--- START RECORDS TO USE ---
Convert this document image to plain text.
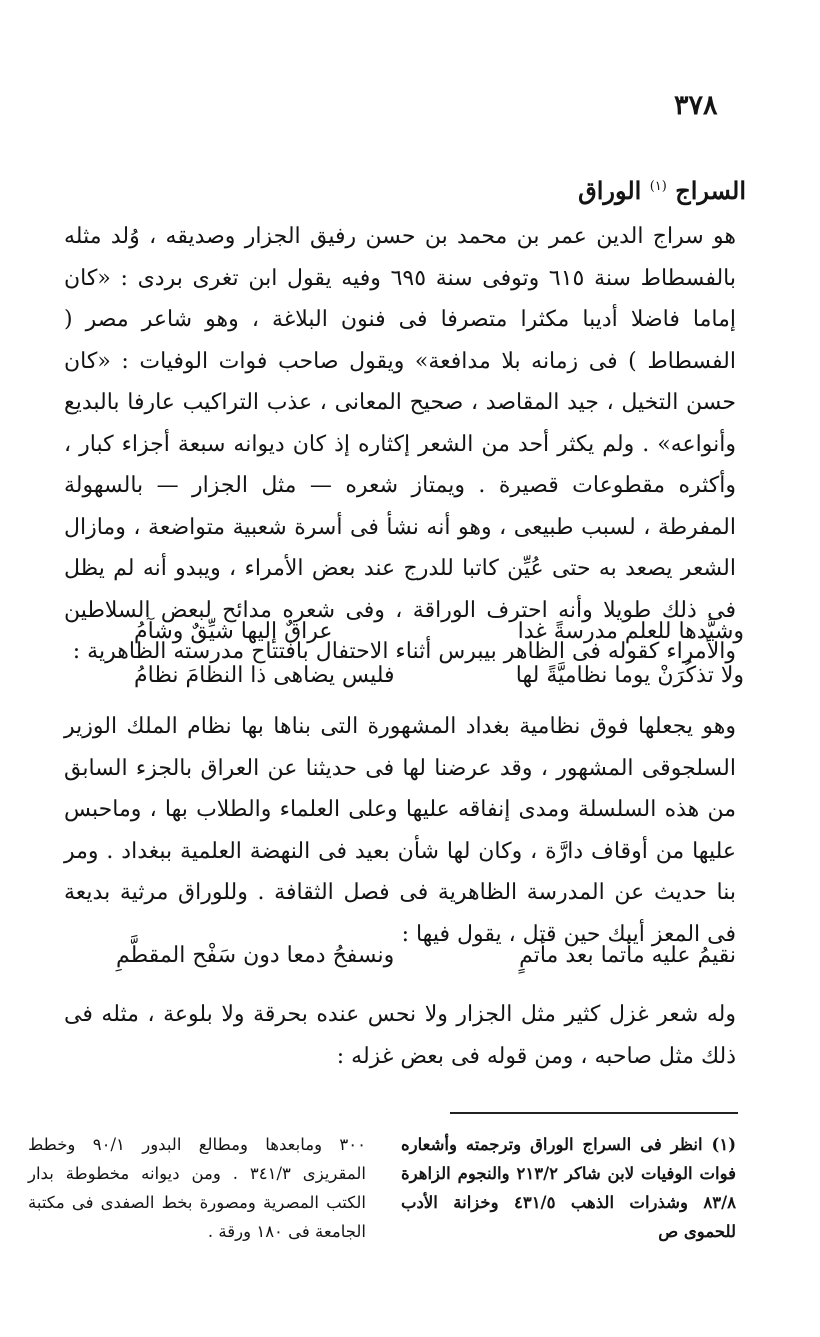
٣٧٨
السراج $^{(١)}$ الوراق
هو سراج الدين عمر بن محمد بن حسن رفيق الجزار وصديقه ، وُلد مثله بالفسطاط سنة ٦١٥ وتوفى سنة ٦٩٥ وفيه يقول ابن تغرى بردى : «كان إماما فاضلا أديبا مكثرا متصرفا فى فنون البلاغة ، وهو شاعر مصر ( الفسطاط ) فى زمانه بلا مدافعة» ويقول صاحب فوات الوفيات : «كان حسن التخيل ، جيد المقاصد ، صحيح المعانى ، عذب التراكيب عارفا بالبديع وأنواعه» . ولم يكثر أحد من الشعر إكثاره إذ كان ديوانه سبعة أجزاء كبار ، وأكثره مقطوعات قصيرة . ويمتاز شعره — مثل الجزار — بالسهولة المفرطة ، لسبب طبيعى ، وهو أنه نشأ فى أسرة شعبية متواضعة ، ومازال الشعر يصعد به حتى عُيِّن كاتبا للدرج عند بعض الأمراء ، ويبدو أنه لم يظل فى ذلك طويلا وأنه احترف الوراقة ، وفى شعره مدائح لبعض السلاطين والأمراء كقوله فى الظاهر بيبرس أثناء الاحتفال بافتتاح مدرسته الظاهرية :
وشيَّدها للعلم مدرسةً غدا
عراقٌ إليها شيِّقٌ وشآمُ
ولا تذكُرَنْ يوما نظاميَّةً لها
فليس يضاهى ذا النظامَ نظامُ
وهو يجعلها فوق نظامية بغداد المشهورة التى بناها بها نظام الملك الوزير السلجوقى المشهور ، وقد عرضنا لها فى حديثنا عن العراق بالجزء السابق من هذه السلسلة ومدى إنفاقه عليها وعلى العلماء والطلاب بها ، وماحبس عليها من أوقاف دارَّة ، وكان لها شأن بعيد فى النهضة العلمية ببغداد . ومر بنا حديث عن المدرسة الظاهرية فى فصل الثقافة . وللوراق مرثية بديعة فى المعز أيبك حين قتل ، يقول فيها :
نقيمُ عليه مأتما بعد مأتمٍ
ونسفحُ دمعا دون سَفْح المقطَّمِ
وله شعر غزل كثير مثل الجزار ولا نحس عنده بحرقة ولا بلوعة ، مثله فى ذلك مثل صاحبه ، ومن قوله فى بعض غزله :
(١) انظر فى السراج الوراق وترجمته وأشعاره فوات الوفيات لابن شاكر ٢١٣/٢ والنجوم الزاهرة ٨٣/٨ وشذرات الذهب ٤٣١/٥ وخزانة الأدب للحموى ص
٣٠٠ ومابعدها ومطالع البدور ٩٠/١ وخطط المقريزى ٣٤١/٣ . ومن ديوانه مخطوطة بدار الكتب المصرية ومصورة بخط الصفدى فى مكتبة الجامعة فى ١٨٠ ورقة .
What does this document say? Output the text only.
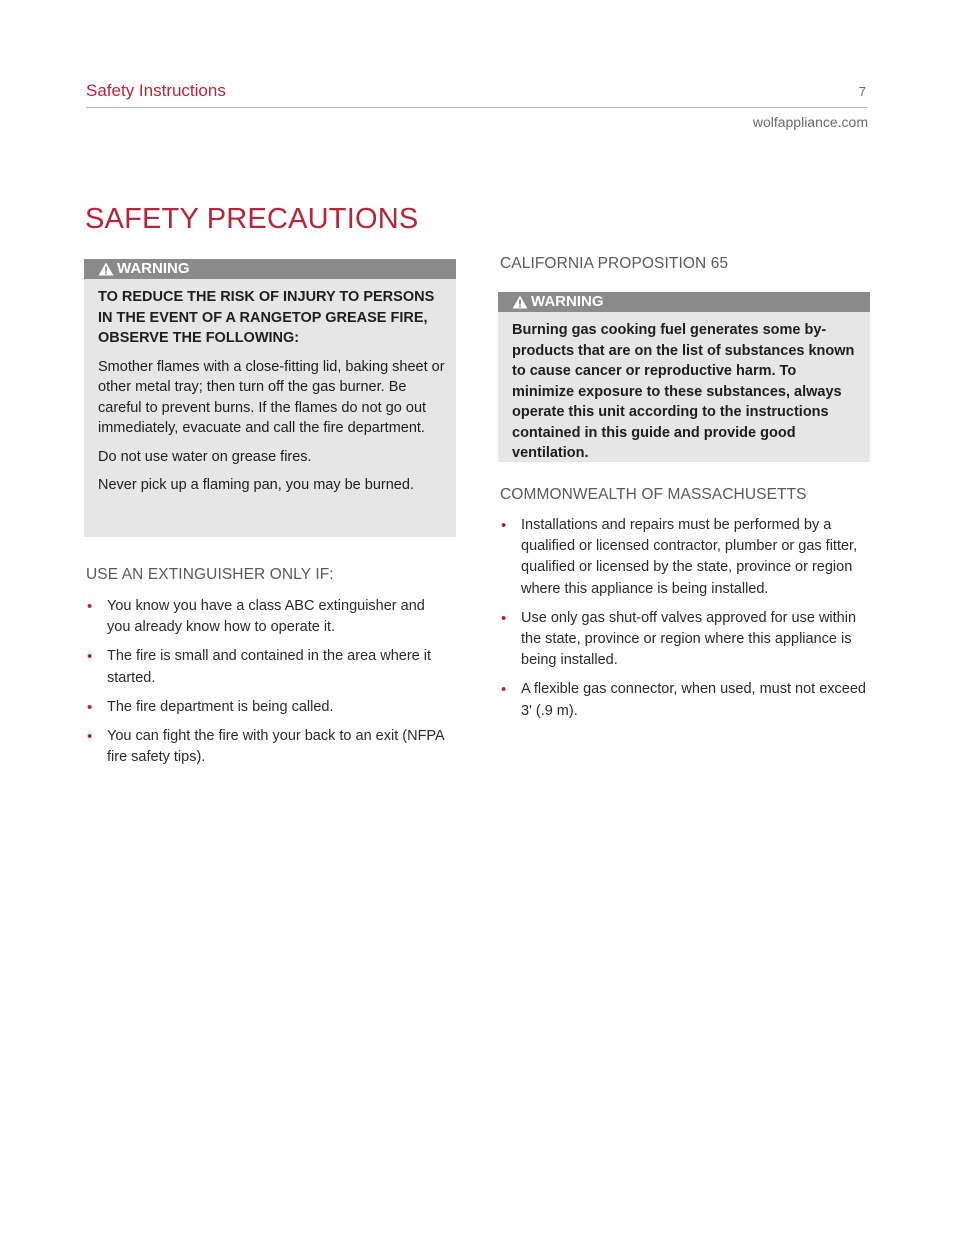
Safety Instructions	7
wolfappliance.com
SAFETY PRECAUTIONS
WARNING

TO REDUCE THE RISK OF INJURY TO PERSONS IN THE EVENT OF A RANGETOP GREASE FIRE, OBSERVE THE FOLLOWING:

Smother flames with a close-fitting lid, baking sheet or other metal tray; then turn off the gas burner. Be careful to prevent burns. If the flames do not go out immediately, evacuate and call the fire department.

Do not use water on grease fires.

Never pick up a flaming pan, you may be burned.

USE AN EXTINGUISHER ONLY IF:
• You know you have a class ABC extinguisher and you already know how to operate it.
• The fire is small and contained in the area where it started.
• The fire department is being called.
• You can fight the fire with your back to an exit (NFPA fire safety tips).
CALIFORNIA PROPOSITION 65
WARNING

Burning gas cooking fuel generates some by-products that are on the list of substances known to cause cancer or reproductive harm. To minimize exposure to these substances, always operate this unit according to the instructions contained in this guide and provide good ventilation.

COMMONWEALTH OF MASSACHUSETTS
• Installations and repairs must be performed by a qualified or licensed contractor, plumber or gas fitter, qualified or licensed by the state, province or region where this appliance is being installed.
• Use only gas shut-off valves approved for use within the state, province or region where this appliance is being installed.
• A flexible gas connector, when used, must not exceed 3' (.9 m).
--- END RECORDS TO USE ---
_DESCRIPTION OF THE TASK_
Reply with the number of lines in the data that include the string "document" and nothing else.

_RESPONSE BELOW_
2